Stored items from a collection:
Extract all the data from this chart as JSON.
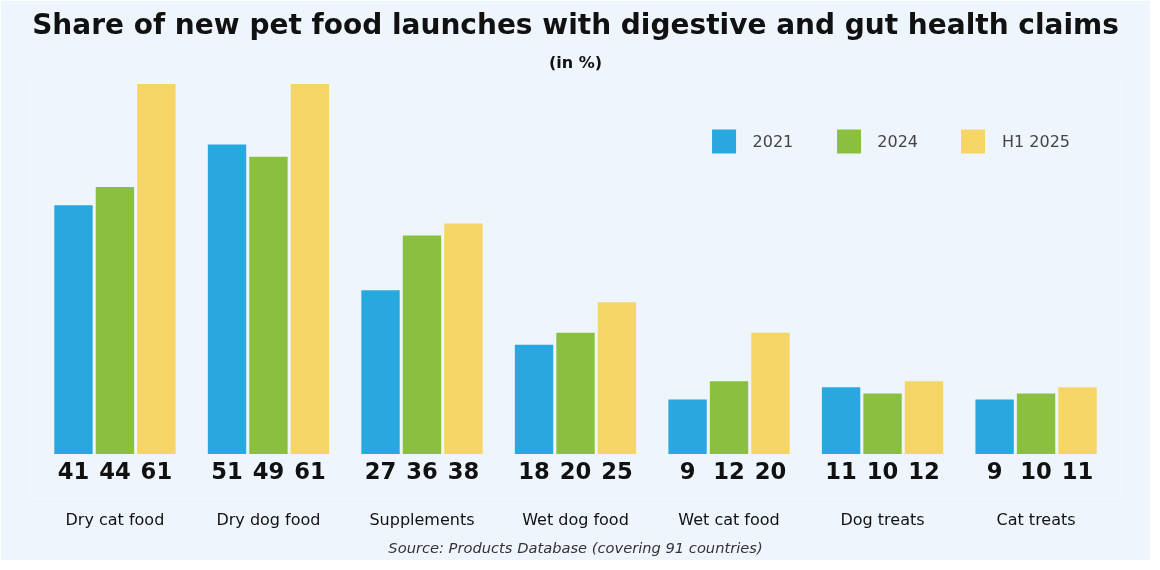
{
  "chart_data": {
    "type": "bar",
    "title": "Share of new pet food launches with digestive and gut health claims",
    "subtitle": "(in %)",
    "categories": [
      "Dry cat food",
      "Dry dog food",
      "Supplements",
      "Wet dog food",
      "Wet cat food",
      "Dog treats",
      "Cat treats"
    ],
    "series": [
      {
        "name": "2021",
        "color": "#29a8e0",
        "values": [
          41,
          51,
          27,
          18,
          9,
          11,
          9
        ]
      },
      {
        "name": "2024",
        "color": "#8bbf3f",
        "values": [
          44,
          49,
          36,
          20,
          12,
          10,
          10
        ]
      },
      {
        "name": "H1 2025",
        "color": "#f5d565",
        "values": [
          61,
          61,
          38,
          25,
          20,
          12,
          11
        ]
      }
    ],
    "data_labels": true,
    "legend": "top right",
    "grid": false,
    "annotations": [
      "Source: Products Database (covering 91 countries)"
    ]
  }
}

» THE EXERCISE
Report only the number of lines that hold the word "color".

» TASK RESULT
3